Data listing
**********

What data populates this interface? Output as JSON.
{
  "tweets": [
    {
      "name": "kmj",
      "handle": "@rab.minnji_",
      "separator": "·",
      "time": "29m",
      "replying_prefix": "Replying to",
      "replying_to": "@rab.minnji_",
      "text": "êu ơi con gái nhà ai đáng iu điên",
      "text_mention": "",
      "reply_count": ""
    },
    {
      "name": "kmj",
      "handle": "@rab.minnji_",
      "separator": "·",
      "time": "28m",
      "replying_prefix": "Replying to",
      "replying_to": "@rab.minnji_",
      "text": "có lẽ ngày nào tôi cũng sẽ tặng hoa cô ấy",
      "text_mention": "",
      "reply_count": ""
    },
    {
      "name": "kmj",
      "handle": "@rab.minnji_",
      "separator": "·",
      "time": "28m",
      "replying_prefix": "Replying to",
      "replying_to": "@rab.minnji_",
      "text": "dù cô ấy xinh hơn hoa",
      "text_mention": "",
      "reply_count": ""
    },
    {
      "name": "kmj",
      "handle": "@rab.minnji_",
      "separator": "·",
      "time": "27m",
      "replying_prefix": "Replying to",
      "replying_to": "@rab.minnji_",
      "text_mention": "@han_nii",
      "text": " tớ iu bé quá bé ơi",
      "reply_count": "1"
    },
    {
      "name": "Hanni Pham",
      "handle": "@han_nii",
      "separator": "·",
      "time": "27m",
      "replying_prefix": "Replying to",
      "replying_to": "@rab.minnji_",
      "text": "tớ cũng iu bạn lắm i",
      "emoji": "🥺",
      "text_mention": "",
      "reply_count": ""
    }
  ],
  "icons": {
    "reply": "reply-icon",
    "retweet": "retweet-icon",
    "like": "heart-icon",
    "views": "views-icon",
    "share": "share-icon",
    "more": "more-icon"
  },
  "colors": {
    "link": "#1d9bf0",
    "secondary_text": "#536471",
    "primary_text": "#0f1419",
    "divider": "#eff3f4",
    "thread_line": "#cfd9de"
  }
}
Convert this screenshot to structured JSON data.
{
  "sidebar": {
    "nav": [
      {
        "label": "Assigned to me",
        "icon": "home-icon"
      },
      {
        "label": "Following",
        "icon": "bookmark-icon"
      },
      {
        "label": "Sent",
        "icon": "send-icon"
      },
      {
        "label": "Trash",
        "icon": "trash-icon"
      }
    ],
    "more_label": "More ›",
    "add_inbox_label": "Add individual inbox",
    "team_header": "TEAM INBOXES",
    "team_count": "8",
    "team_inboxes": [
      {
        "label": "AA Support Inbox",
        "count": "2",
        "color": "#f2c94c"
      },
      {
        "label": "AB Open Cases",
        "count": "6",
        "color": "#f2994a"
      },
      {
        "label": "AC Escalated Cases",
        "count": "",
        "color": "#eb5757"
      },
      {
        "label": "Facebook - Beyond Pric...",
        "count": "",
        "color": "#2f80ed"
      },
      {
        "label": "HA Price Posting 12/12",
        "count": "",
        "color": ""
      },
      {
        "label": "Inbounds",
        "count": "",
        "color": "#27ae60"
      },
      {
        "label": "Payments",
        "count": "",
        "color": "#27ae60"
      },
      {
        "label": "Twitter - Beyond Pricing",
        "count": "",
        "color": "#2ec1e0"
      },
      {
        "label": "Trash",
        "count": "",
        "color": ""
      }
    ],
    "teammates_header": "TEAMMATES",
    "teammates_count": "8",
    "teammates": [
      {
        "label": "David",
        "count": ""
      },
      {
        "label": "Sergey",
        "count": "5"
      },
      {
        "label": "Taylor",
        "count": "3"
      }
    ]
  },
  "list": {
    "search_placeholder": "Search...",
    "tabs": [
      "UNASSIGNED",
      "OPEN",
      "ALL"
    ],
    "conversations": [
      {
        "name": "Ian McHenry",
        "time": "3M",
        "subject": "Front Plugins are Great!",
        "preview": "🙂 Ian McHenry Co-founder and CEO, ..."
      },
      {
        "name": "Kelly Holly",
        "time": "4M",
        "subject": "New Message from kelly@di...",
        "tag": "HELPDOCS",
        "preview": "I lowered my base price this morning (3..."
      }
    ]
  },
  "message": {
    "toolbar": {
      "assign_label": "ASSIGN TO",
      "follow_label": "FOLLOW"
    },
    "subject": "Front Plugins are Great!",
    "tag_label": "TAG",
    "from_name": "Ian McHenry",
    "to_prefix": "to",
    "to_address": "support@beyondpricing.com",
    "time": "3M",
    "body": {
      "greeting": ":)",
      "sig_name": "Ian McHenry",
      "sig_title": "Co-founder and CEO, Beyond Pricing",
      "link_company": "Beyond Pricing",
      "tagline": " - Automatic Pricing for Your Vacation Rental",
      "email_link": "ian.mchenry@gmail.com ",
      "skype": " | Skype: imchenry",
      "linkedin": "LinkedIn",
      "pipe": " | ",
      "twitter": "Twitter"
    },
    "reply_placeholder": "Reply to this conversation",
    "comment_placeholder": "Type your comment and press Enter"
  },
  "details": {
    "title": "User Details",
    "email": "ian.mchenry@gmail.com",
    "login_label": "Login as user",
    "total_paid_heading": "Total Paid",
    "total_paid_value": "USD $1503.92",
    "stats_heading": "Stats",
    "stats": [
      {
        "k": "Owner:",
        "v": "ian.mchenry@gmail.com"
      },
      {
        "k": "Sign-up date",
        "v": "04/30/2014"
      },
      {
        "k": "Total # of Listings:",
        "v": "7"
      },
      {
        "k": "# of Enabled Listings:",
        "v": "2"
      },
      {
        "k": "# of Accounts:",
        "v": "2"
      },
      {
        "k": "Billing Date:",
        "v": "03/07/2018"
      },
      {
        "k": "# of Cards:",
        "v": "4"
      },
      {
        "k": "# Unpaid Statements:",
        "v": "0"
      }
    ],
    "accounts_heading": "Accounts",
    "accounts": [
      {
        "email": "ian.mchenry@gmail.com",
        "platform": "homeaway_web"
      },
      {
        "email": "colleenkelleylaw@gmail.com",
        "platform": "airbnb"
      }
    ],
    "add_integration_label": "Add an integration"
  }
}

**********

**Aim**. Copy out the whole listing, exactly as written.

**Result below**.
What data populates this interface? Output as JSON.
{
  "tweets": [
    {
      "name": "kmj",
      "handle": "@rab.minnji_",
      "separator": "·",
      "time": "29m",
      "replying_prefix": "Replying to",
      "replying_to": "@rab.minnji_",
      "text": "êu ơi con gái nhà ai đáng iu điên",
      "text_mention": "",
      "reply_count": ""
    },
    {
      "name": "kmj",
      "handle": "@rab.minnji_",
      "separator": "·",
      "time": "28m",
      "replying_prefix": "Replying to",
      "replying_to": "@rab.minnji_",
      "text": "có lẽ ngày nào tôi cũng sẽ tặng hoa cô ấy",
      "text_mention": "",
      "reply_count": ""
    },
    {
      "name": "kmj",
      "handle": "@rab.minnji_",
      "separator": "·",
      "time": "28m",
      "replying_prefix": "Replying to",
      "replying_to": "@rab.minnji_",
      "text": "dù cô ấy xinh hơn hoa",
      "text_mention": "",
      "reply_count": ""
    },
    {
      "name": "kmj",
      "handle": "@rab.minnji_",
      "separator": "·",
      "time": "27m",
      "replying_prefix": "Replying to",
      "replying_to": "@rab.minnji_",
      "text_mention": "@han_nii",
      "text": " tớ iu bé quá bé ơi",
      "reply_count": "1"
    },
    {
      "name": "Hanni Pham",
      "handle": "@han_nii",
      "separator": "·",
      "time": "27m",
      "replying_prefix": "Replying to",
      "replying_to": "@rab.minnji_",
      "text": "tớ cũng iu bạn lắm i",
      "emoji": "🥺",
      "text_mention": "",
      "reply_count": ""
    }
  ],
  "icons": {
    "reply": "reply-icon",
    "retweet": "retweet-icon",
    "like": "heart-icon",
    "views": "views-icon",
    "share": "share-icon",
    "more": "more-icon"
  },
  "colors": {
    "link": "#1d9bf0",
    "secondary_text": "#536471",
    "primary_text": "#0f1419",
    "divider": "#eff3f4",
    "thread_line": "#cfd9de"
  }
}
Convert this screenshot to structured JSON data.
{
  "sidebar": {
    "nav": [
      {
        "label": "Assigned to me",
        "icon": "home-icon"
      },
      {
        "label": "Following",
        "icon": "bookmark-icon"
      },
      {
        "label": "Sent",
        "icon": "send-icon"
      },
      {
        "label": "Trash",
        "icon": "trash-icon"
      }
    ],
    "more_label": "More ›",
    "add_inbox_label": "Add individual inbox",
    "team_header": "TEAM INBOXES",
    "team_count": "8",
    "team_inboxes": [
      {
        "label": "AA Support Inbox",
        "count": "2",
        "color": "#f2c94c"
      },
      {
        "label": "AB Open Cases",
        "count": "6",
        "color": "#f2994a"
      },
      {
        "label": "AC Escalated Cases",
        "count": "",
        "color": "#eb5757"
      },
      {
        "label": "Facebook - Beyond Pric...",
        "count": "",
        "color": "#2f80ed"
      },
      {
        "label": "HA Price Posting 12/12",
        "count": "",
        "color": ""
      },
      {
        "label": "Inbounds",
        "count": "",
        "color": "#27ae60"
      },
      {
        "label": "Payments",
        "count": "",
        "color": "#27ae60"
      },
      {
        "label": "Twitter - Beyond Pricing",
        "count": "",
        "color": "#2ec1e0"
      },
      {
        "label": "Trash",
        "count": "",
        "color": ""
      }
    ],
    "teammates_header": "TEAMMATES",
    "teammates_count": "8",
    "teammates": [
      {
        "label": "David",
        "count": ""
      },
      {
        "label": "Sergey",
        "count": "5"
      },
      {
        "label": "Taylor",
        "count": "3"
      }
    ]
  },
  "list": {
    "search_placeholder": "Search...",
    "tabs": [
      "UNASSIGNED",
      "OPEN",
      "ALL"
    ],
    "conversations": [
      {
        "name": "Ian McHenry",
        "time": "3M",
        "subject": "Front Plugins are Great!",
        "preview": "🙂 Ian McHenry Co-founder and CEO, ..."
      },
      {
        "name": "Kelly Holly",
        "time": "4M",
        "subject": "New Message from kelly@di...",
        "tag": "HELPDOCS",
        "preview": "I lowered my base price this morning (3..."
      }
    ]
  },
  "message": {
    "toolbar": {
      "assign_label": "ASSIGN TO",
      "follow_label": "FOLLOW"
    },
    "subject": "Front Plugins are Great!",
    "tag_label": "TAG",
    "from_name": "Ian McHenry",
    "to_prefix": "to",
    "to_address": "support@beyondpricing.com",
    "time": "3M",
    "body": {
      "greeting": ":)",
      "sig_name": "Ian McHenry",
      "sig_title": "Co-founder and CEO, Beyond Pricing",
      "link_company": "Beyond Pricing",
      "tagline": " - Automatic Pricing for Your Vacation Rental",
      "email_link": "ian.mchenry@gmail.com ",
      "skype": " | Skype: imchenry",
      "linkedin": "LinkedIn",
      "pipe": " | ",
      "twitter": "Twitter"
    },
    "reply_placeholder": "Reply to this conversation",
    "comment_placeholder": "Type your comment and press Enter"
  },
  "details": {
    "title": "User Details",
    "email": "ian.mchenry@gmail.com",
    "login_label": "Login as user",
    "total_paid_heading": "Total Paid",
    "total_paid_value": "USD $1503.92",
    "stats_heading": "Stats",
    "stats": [
      {
        "k": "Owner:",
        "v": "ian.mchenry@gmail.com"
      },
      {
        "k": "Sign-up date",
        "v": "04/30/2014"
      },
      {
        "k": "Total # of Listings:",
        "v": "7"
      },
      {
        "k": "# of Enabled Listings:",
        "v": "2"
      },
      {
        "k": "# of Accounts:",
        "v": "2"
      },
      {
        "k": "Billing Date:",
        "v": "03/07/2018"
      },
      {
        "k": "# of Cards:",
        "v": "4"
      },
      {
        "k": "# Unpaid Statements:",
        "v": "0"
      }
    ],
    "accounts_heading": "Accounts",
    "accounts": [
      {
        "email": "ian.mchenry@gmail.com",
        "platform": "homeaway_web"
      },
      {
        "email": "colleenkelleylaw@gmail.com",
        "platform": "airbnb"
      }
    ],
    "add_integration_label": "Add an integration"
  }
}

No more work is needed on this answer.